Records to use

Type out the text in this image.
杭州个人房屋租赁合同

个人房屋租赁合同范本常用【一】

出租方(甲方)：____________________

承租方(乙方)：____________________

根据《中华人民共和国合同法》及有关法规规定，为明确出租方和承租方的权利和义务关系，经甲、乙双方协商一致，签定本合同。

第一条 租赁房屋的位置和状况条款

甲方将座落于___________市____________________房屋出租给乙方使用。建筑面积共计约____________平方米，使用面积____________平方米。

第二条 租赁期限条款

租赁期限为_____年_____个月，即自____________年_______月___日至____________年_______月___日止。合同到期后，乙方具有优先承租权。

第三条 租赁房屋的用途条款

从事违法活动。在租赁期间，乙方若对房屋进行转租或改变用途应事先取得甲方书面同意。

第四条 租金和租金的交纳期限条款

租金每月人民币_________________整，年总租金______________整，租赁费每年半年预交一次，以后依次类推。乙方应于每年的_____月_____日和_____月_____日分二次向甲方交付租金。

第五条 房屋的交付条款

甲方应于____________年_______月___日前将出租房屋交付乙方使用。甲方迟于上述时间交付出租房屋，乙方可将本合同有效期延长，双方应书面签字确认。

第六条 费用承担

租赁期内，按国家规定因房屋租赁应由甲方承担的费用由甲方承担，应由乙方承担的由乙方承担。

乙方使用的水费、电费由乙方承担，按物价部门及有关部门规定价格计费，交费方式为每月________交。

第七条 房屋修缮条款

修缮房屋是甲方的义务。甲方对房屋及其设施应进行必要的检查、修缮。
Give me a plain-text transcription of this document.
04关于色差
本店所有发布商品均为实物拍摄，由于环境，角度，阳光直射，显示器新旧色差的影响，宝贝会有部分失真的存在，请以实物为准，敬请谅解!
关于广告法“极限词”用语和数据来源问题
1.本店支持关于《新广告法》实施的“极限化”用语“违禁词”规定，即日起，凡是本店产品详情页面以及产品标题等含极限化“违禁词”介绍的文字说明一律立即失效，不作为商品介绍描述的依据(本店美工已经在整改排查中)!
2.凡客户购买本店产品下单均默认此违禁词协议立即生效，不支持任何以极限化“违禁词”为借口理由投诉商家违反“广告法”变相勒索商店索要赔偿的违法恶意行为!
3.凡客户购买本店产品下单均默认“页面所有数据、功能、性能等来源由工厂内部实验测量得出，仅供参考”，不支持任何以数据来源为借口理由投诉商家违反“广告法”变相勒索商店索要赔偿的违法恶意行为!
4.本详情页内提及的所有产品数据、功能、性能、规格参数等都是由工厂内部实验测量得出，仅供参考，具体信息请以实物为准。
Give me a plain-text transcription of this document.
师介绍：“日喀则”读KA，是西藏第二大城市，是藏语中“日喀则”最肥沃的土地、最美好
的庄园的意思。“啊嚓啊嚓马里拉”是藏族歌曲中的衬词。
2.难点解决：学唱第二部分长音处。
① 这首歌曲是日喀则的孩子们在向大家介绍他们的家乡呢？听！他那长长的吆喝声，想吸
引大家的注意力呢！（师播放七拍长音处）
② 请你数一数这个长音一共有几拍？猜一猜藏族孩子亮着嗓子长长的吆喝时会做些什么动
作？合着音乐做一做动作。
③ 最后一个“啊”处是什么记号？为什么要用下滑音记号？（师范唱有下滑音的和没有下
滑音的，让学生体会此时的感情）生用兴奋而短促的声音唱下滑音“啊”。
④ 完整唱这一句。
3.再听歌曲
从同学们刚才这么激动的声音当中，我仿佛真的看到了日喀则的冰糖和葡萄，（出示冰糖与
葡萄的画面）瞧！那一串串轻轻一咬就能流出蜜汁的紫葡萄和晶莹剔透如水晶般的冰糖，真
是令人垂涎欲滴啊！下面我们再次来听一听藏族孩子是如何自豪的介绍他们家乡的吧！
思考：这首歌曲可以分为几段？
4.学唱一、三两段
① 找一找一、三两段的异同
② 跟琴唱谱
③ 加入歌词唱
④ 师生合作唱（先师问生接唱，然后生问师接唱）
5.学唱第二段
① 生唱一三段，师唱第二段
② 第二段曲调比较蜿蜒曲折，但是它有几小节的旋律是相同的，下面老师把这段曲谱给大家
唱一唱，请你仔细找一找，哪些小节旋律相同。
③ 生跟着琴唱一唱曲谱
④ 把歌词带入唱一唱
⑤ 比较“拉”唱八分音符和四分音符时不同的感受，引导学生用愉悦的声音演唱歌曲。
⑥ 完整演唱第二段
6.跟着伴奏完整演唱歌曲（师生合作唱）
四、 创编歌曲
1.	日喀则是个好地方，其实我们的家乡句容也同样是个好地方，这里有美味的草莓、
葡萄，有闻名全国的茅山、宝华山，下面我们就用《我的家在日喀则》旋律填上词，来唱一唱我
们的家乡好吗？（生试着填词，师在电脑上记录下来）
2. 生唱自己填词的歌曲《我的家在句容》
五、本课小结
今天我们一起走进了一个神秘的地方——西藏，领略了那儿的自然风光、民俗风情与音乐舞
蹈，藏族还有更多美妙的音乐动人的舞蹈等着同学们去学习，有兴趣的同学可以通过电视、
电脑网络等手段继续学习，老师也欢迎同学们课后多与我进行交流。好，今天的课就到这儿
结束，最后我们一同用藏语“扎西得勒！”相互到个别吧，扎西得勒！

Problem statement
Transcribe all of the lines in the records precisely.

Solution
Type out the text in this image.
杭州个人房屋租赁合同

个人房屋租赁合同范本常用【一】

出租方(甲方)：____________________

承租方(乙方)：____________________

根据《中华人民共和国合同法》及有关法规规定，为明确出租方和承租方的权利和义务关系，经甲、乙双方协商一致，签定本合同。

第一条 租赁房屋的位置和状况条款

甲方将座落于___________市____________________房屋出租给乙方使用。建筑面积共计约____________平方米，使用面积____________平方米。

第二条 租赁期限条款

租赁期限为_____年_____个月，即自____________年_______月___日至____________年_______月___日止。合同到期后，乙方具有优先承租权。

第三条 租赁房屋的用途条款

从事违法活动。在租赁期间，乙方若对房屋进行转租或改变用途应事先取得甲方书面同意。

第四条 租金和租金的交纳期限条款

租金每月人民币_________________整，年总租金______________整，租赁费每年半年预交一次，以后依次类推。乙方应于每年的_____月_____日和_____月_____日分二次向甲方交付租金。

第五条 房屋的交付条款

甲方应于____________年_______月___日前将出租房屋交付乙方使用。甲方迟于上述时间交付出租房屋，乙方可将本合同有效期延长，双方应书面签字确认。

第六条 费用承担

租赁期内，按国家规定因房屋租赁应由甲方承担的费用由甲方承担，应由乙方承担的由乙方承担。

乙方使用的水费、电费由乙方承担，按物价部门及有关部门规定价格计费，交费方式为每月________交。

第七条 房屋修缮条款

修缮房屋是甲方的义务。甲方对房屋及其设施应进行必要的检查、修缮。
Give me a plain-text transcription of this document.
04关于色差
本店所有发布商品均为实物拍摄，由于环境，角度，阳光直射，显示器新旧色差的影响，宝贝会有部分失真的存在，请以实物为准，敬请谅解!
关于广告法“极限词”用语和数据来源问题
1.本店支持关于《新广告法》实施的“极限化”用语“违禁词”规定，即日起，凡是本店产品详情页面以及产品标题等含极限化“违禁词”介绍的文字说明一律立即失效，不作为商品介绍描述的依据(本店美工已经在整改排查中)!
2.凡客户购买本店产品下单均默认此违禁词协议立即生效，不支持任何以极限化“违禁词”为借口理由投诉商家违反“广告法”变相勒索商店索要赔偿的违法恶意行为!
3.凡客户购买本店产品下单均默认“页面所有数据、功能、性能等来源由工厂内部实验测量得出，仅供参考”，不支持任何以数据来源为借口理由投诉商家违反“广告法”变相勒索商店索要赔偿的违法恶意行为!
4.本详情页内提及的所有产品数据、功能、性能、规格参数等都是由工厂内部实验测量得出，仅供参考，具体信息请以实物为准。
Give me a plain-text transcription of this document.
师介绍：“日喀则”读KA，是西藏第二大城市，是藏语中“日喀则”最肥沃的土地、最美好
的庄园的意思。“啊嚓啊嚓马里拉”是藏族歌曲中的衬词。
2.难点解决：学唱第二部分长音处。
① 这首歌曲是日喀则的孩子们在向大家介绍他们的家乡呢？听！他那长长的吆喝声，想吸
引大家的注意力呢！（师播放七拍长音处）
② 请你数一数这个长音一共有几拍？猜一猜藏族孩子亮着嗓子长长的吆喝时会做些什么动
作？合着音乐做一做动作。
③ 最后一个“啊”处是什么记号？为什么要用下滑音记号？（师范唱有下滑音的和没有下
滑音的，让学生体会此时的感情）生用兴奋而短促的声音唱下滑音“啊”。
④ 完整唱这一句。
3.再听歌曲
从同学们刚才这么激动的声音当中，我仿佛真的看到了日喀则的冰糖和葡萄，（出示冰糖与
葡萄的画面）瞧！那一串串轻轻一咬就能流出蜜汁的紫葡萄和晶莹剔透如水晶般的冰糖，真
是令人垂涎欲滴啊！下面我们再次来听一听藏族孩子是如何自豪的介绍他们家乡的吧！
思考：这首歌曲可以分为几段？
4.学唱一、三两段
① 找一找一、三两段的异同
② 跟琴唱谱
③ 加入歌词唱
④ 师生合作唱（先师问生接唱，然后生问师接唱）
5.学唱第二段
① 生唱一三段，师唱第二段
② 第二段曲调比较蜿蜒曲折，但是它有几小节的旋律是相同的，下面老师把这段曲谱给大家
唱一唱，请你仔细找一找，哪些小节旋律相同。
③ 生跟着琴唱一唱曲谱
④ 把歌词带入唱一唱
⑤ 比较“拉”唱八分音符和四分音符时不同的感受，引导学生用愉悦的声音演唱歌曲。
⑥ 完整演唱第二段
6.跟着伴奏完整演唱歌曲（师生合作唱）
四、 创编歌曲
1.	日喀则是个好地方，其实我们的家乡句容也同样是个好地方，这里有美味的草莓、
葡萄，有闻名全国的茅山、宝华山，下面我们就用《我的家在日喀则》旋律填上词，来唱一唱我
们的家乡好吗？（生试着填词，师在电脑上记录下来）
2. 生唱自己填词的歌曲《我的家在句容》
五、本课小结
今天我们一起走进了一个神秘的地方——西藏，领略了那儿的自然风光、民俗风情与音乐舞
蹈，藏族还有更多美妙的音乐动人的舞蹈等着同学们去学习，有兴趣的同学可以通过电视、
电脑网络等手段继续学习，老师也欢迎同学们课后多与我进行交流。好，今天的课就到这儿
结束，最后我们一同用藏语“扎西得勒！”相互到个别吧，扎西得勒！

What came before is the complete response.